··· Material to process

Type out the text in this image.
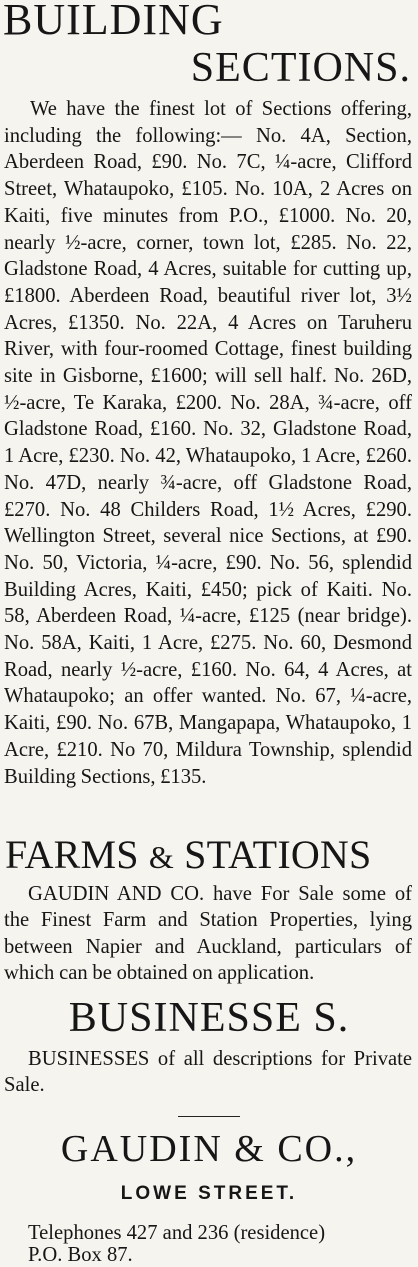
BUILDING
SECTIONS.
We have the finest lot of Sections offering, including the following:— No. 4A, Section, Aberdeen Road, £90. No. 7C, ¼-acre, Clifford Street, Whataupoko, £105. No. 10A, 2 Acres on Kaiti, five minutes from P.O., £1000. No. 20, nearly ½-acre, corner, town lot, £285. No. 22, Gladstone Road, 4 Acres, suitable for cutting up, £1800. Aberdeen Road, beautiful river lot, 3½ Acres, £1350. No. 22A, 4 Acres on Taruheru River, with four-roomed Cottage, finest building site in Gisborne, £1600; will sell half. No. 26D, ½-acre, Te Karaka, £200. No. 28A, ¾-acre, off Gladstone Road, £160. No. 32, Gladstone Road, 1 Acre, £230. No. 42, Whataupoko, 1 Acre, £260. No. 47D, nearly ¾-acre, off Gladstone Road, £270. No. 48 Childers Road, 1½ Acres, £290. Wellington Street, several nice Sections, at £90. No. 50, Victoria, ¼-acre, £90. No. 56, splendid Building Acres, Kaiti, £450; pick of Kaiti. No. 58, Aberdeen Road, ¼-acre, £125 (near bridge). No. 58A, Kaiti, 1 Acre, £275. No. 60, Desmond Road, nearly ½-acre, £160. No. 64, 4 Acres, at Whataupoko; an offer wanted. No. 67, ¼-acre, Kaiti, £90. No. 67B, Mangapapa, Whataupoko, 1 Acre, £210. No 70, Mildura Township, splendid Building Sections, £135.
FARMS & STATIONS
GAUDIN AND CO. have For Sale some of the Finest Farm and Station Properties, lying between Napier and Auckland, particulars of which can be obtained on application.
BUSINESSE S.
BUSINESSES of all descriptions for Private Sale.
GAUDIN & CO.,
LOWE STREET.
Telephones 427 and 236 (residence)
P.O. Box 87.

······

- _Exercise task_
Every line of the data above should be quoted exactly. Omit the pictures.

- _Reply to the exercise_
Type out the text in this image.
BUILDING
SECTIONS.
We have the finest lot of Sections offering, including the following:— No. 4A, Section, Aberdeen Road, £90. No. 7C, ¼-acre, Clifford Street, Whataupoko, £105. No. 10A, 2 Acres on Kaiti, five minutes from P.O., £1000. No. 20, nearly ½-acre, corner, town lot, £285. No. 22, Gladstone Road, 4 Acres, suitable for cutting up, £1800. Aberdeen Road, beautiful river lot, 3½ Acres, £1350. No. 22A, 4 Acres on Taruheru River, with four-roomed Cottage, finest building site in Gisborne, £1600; will sell half. No. 26D, ½-acre, Te Karaka, £200. No. 28A, ¾-acre, off Gladstone Road, £160. No. 32, Gladstone Road, 1 Acre, £230. No. 42, Whataupoko, 1 Acre, £260. No. 47D, nearly ¾-acre, off Gladstone Road, £270. No. 48 Childers Road, 1½ Acres, £290. Wellington Street, several nice Sections, at £90. No. 50, Victoria, ¼-acre, £90. No. 56, splendid Building Acres, Kaiti, £450; pick of Kaiti. No. 58, Aberdeen Road, ¼-acre, £125 (near bridge). No. 58A, Kaiti, 1 Acre, £275. No. 60, Desmond Road, nearly ½-acre, £160. No. 64, 4 Acres, at Whataupoko; an offer wanted. No. 67, ¼-acre, Kaiti, £90. No. 67B, Mangapapa, Whataupoko, 1 Acre, £210. No 70, Mildura Township, splendid Building Sections, £135.
FARMS & STATIONS
GAUDIN AND CO. have For Sale some of the Finest Farm and Station Properties, lying between Napier and Auckland, particulars of which can be obtained on application.
BUSINESSE S.
BUSINESSES of all descriptions for Private Sale.
GAUDIN & CO.,
LOWE STREET.
Telephones 427 and 236 (residence)
P.O. Box 87.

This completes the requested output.